→ **DESCRIPTION OF THE TASK**: Every record should be copied exactly, except that pictures are to be omitted.

↓↓↓

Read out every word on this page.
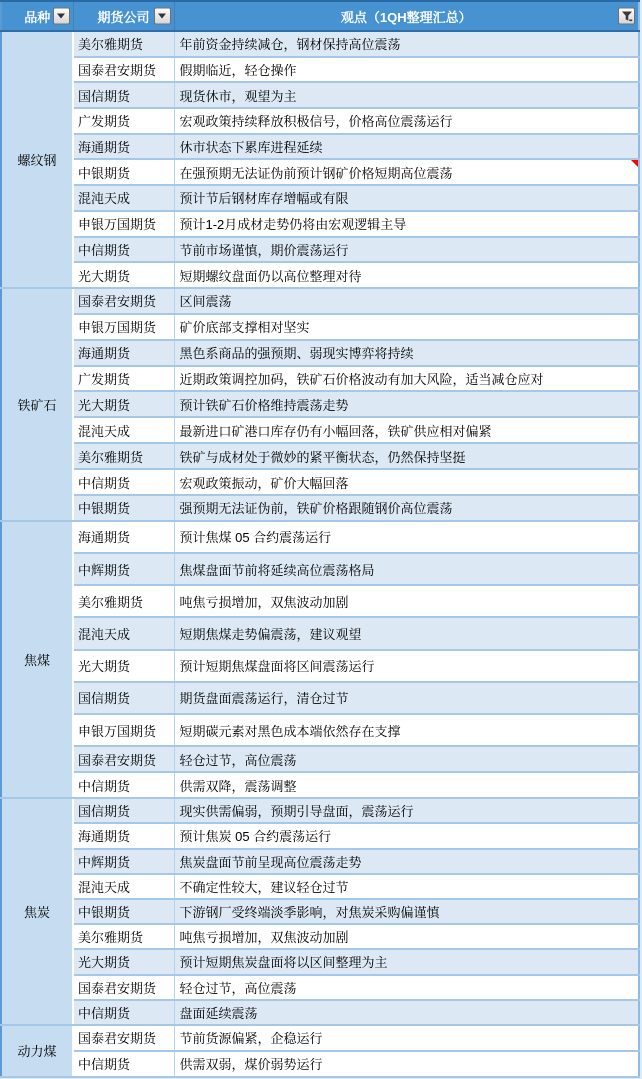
品种	期货公司	观点（1QH整理汇总）

螺纹钢	美尔雅期货	年前资金持续减仓，钢材保持高位震荡
	国泰君安期货	假期临近，轻仓操作
	国信期货	现货休市，观望为主
	广发期货	宏观政策持续释放积极信号，价格高位震荡运行
	海通期货	休市状态下累库进程延续
	中银期货	在强预期无法证伪前预计钢矿价格短期高位震荡

	混沌天成	预计节后钢材库存增幅或有限
	申银万国期货	预计1-2月成材走势仍将由宏观逻辑主导
	中信期货	节前市场谨慎，期价震荡运行
	光大期货	短期螺纹盘面仍以高位整理对待
铁矿石	国泰君安期货	区间震荡
	申银万国期货	矿价底部支撑相对坚实
	海通期货	黑色系商品的强预期、弱现实博弈将持续
	广发期货	近期政策调控加码，铁矿石价格波动有加大风险，适当减仓应对
	光大期货	预计铁矿石价格维持震荡走势
	混沌天成	最新进口矿港口库存仍有小幅回落，铁矿供应相对偏紧
	美尔雅期货	铁矿与成材处于微妙的紧平衡状态，仍然保持坚挺
	中信期货	宏观政策振动，矿价大幅回落
	中银期货	强预期无法证伪前，铁矿价格跟随钢价高位震荡
焦煤	海通期货	预计焦煤 05 合约震荡运行
	中辉期货	焦煤盘面节前将延续高位震荡格局
	美尔雅期货	吨焦亏损增加，双焦波动加剧
	混沌天成	短期焦煤走势偏震荡，建议观望
	光大期货	预计短期焦煤盘面将区间震荡运行
	国信期货	期货盘面震荡运行，清仓过节
	申银万国期货	短期碳元素对黑色成本端依然存在支撑
	国泰君安期货	轻仓过节，高位震荡
	中信期货	供需双降，震荡调整
焦炭	国信期货	现实供需偏弱，预期引导盘面，震荡运行
	海通期货	预计焦炭 05 合约震荡运行
	中辉期货	焦炭盘面节前呈现高位震荡走势
	混沌天成	不确定性较大，建议轻仓过节
	中银期货	下游钢厂受终端淡季影响，对焦炭采购偏谨慎
	美尔雅期货	吨焦亏损增加，双焦波动加剧
	光大期货	预计短期焦炭盘面将以区间整理为主
	国泰君安期货	轻仓过节，高位震荡
	中信期货	盘面延续震荡
动力煤	国泰君安期货	节前货源偏紧，企稳运行
	中信期货	供需双弱，煤价弱势运行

↑↑↑

→ **IN RESPONSE**:
Read out every word on this page.
品种	期货公司	观点（1QH整理汇总）

螺纹钢	美尔雅期货	年前资金持续减仓，钢材保持高位震荡
	国泰君安期货	假期临近，轻仓操作
	国信期货	现货休市，观望为主
	广发期货	宏观政策持续释放积极信号，价格高位震荡运行
	海通期货	休市状态下累库进程延续
	中银期货	在强预期无法证伪前预计钢矿价格短期高位震荡

	混沌天成	预计节后钢材库存增幅或有限
	申银万国期货	预计1-2月成材走势仍将由宏观逻辑主导
	中信期货	节前市场谨慎，期价震荡运行
	光大期货	短期螺纹盘面仍以高位整理对待
铁矿石	国泰君安期货	区间震荡
	申银万国期货	矿价底部支撑相对坚实
	海通期货	黑色系商品的强预期、弱现实博弈将持续
	广发期货	近期政策调控加码，铁矿石价格波动有加大风险，适当减仓应对
	光大期货	预计铁矿石价格维持震荡走势
	混沌天成	最新进口矿港口库存仍有小幅回落，铁矿供应相对偏紧
	美尔雅期货	铁矿与成材处于微妙的紧平衡状态，仍然保持坚挺
	中信期货	宏观政策振动，矿价大幅回落
	中银期货	强预期无法证伪前，铁矿价格跟随钢价高位震荡
焦煤	海通期货	预计焦煤 05 合约震荡运行
	中辉期货	焦煤盘面节前将延续高位震荡格局
	美尔雅期货	吨焦亏损增加，双焦波动加剧
	混沌天成	短期焦煤走势偏震荡，建议观望
	光大期货	预计短期焦煤盘面将区间震荡运行
	国信期货	期货盘面震荡运行，清仓过节
	申银万国期货	短期碳元素对黑色成本端依然存在支撑
	国泰君安期货	轻仓过节，高位震荡
	中信期货	供需双降，震荡调整
焦炭	国信期货	现实供需偏弱，预期引导盘面，震荡运行
	海通期货	预计焦炭 05 合约震荡运行
	中辉期货	焦炭盘面节前呈现高位震荡走势
	混沌天成	不确定性较大，建议轻仓过节
	中银期货	下游钢厂受终端淡季影响，对焦炭采购偏谨慎
	美尔雅期货	吨焦亏损增加，双焦波动加剧
	光大期货	预计短期焦炭盘面将以区间整理为主
	国泰君安期货	轻仓过节，高位震荡
	中信期货	盘面延续震荡
动力煤	国泰君安期货	节前货源偏紧，企稳运行
	中信期货	供需双弱，煤价弱势运行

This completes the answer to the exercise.